# TEKS SUMBER
——————

Sulawesi Community Foundation (SCF) bekerjasama dengan Partnershiip (Kemitraan) menyelenggarakan sekolah lapang pembibitan untuk kelompok tani Hutan Tanaman Rakyat (HTR) di Desa Messawea, Kecamatan Duampanua, Kabupaten Pinrang, berlangsung selama tiga hari 3 – 5 Juli 2012. Kegiatan ini diikuti oleh 25 peserta dari tujuh kelompok tani/koperasi se-Pinrang dan Koperasi tani dari Toraja, yaitu Koperasi (HTR) Sidomuncul Pinrang, Hutan Tanaman Rakyat Bonto Gasing Pinrang, HTR Koperasi Bulu Dewata, HTR Koperasi Indah Lestari, HTR Koperasi Ragam Buana Sejahtera, HTR Koperasi Gunung Jati, dan Koperasi HTR Walda Toraja.

——————

# TUGAS YANG DIKERJAKAN
Lanjutkan teks tentang sekolah lapang pembibitan bagi kelompok tani HTR di Pinrang setelah kalimat terakhirnya.

# BARIS YANG TERSEDIA
——————

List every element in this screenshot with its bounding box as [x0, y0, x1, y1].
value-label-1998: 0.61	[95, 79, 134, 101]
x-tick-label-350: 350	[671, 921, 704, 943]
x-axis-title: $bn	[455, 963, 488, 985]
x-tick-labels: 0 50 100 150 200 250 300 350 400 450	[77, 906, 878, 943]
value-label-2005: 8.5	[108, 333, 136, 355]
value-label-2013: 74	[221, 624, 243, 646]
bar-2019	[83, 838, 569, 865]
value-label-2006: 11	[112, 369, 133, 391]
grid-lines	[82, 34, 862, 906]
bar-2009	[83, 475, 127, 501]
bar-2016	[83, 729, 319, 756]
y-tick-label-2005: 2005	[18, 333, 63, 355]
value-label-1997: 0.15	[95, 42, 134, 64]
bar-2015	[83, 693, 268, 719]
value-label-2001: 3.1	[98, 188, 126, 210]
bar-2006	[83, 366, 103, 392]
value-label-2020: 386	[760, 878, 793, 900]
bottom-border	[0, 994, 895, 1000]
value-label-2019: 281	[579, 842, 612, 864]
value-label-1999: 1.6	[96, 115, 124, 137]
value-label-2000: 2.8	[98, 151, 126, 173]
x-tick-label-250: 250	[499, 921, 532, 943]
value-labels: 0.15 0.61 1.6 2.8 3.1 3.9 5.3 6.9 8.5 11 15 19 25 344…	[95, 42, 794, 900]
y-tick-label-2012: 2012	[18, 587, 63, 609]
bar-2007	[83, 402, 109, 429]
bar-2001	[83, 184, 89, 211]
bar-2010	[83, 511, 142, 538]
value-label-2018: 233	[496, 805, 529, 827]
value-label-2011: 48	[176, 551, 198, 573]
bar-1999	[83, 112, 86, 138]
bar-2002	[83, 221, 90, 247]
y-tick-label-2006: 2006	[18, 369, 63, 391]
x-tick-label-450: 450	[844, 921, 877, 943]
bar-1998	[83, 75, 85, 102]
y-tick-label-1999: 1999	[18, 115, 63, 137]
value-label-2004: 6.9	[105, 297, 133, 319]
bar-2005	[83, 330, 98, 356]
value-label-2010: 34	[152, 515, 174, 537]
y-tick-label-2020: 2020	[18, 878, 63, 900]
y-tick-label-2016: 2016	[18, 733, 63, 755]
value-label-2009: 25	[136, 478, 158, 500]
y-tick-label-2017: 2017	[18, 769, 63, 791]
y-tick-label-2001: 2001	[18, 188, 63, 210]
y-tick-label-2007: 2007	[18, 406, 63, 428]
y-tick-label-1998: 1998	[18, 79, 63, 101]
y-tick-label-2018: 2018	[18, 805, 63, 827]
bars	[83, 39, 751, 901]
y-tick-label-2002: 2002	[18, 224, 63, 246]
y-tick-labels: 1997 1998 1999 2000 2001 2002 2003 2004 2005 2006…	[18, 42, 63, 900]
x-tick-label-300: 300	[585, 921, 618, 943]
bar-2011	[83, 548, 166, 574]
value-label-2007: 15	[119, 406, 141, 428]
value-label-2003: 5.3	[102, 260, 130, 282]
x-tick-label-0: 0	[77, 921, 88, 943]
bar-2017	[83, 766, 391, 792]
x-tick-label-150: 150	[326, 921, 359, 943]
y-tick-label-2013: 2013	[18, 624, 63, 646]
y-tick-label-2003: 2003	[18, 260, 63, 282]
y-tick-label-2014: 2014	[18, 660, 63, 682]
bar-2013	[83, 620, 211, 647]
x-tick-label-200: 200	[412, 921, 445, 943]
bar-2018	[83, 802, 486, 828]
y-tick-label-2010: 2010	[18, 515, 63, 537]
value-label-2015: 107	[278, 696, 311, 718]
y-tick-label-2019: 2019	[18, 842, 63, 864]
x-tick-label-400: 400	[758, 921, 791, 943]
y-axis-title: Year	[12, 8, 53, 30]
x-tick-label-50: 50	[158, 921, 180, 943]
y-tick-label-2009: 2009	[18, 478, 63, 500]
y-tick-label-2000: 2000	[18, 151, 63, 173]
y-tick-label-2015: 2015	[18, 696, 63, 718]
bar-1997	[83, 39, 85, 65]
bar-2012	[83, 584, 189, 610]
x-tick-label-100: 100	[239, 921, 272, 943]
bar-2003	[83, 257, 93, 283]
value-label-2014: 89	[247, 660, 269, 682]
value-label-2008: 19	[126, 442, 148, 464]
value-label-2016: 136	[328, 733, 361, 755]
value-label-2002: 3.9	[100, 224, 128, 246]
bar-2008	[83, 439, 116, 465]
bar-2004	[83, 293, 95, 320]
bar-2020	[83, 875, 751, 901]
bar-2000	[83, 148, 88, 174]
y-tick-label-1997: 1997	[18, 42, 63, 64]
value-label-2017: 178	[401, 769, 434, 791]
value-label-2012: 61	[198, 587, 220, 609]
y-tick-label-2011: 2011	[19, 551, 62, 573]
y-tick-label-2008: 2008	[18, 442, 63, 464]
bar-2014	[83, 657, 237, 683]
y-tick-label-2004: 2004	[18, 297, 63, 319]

——————

# HASIL LATIHAN
Pelatihan ini difasilitasi sekaligus dilatih oleh Agus Affianto, seorang dosen kehutanan Universitas Gajah Mada (UGM) dan Direktur Ekssekutif Indonesia Forest and Governance Institute (IFGI) Jogjakarta. Selama tiga hari itu dia melatih para petani untuk pembuatan hormon pertumbuhan akar, metode penyuntikan hormon ke pangkal batang pohon, serta pembuatan pupuk organik dan pestisida organik. Di samping itu, pihak SCF memfasilitasi perencanaan koperasi untuk tindak lanjut pasca pelatihan.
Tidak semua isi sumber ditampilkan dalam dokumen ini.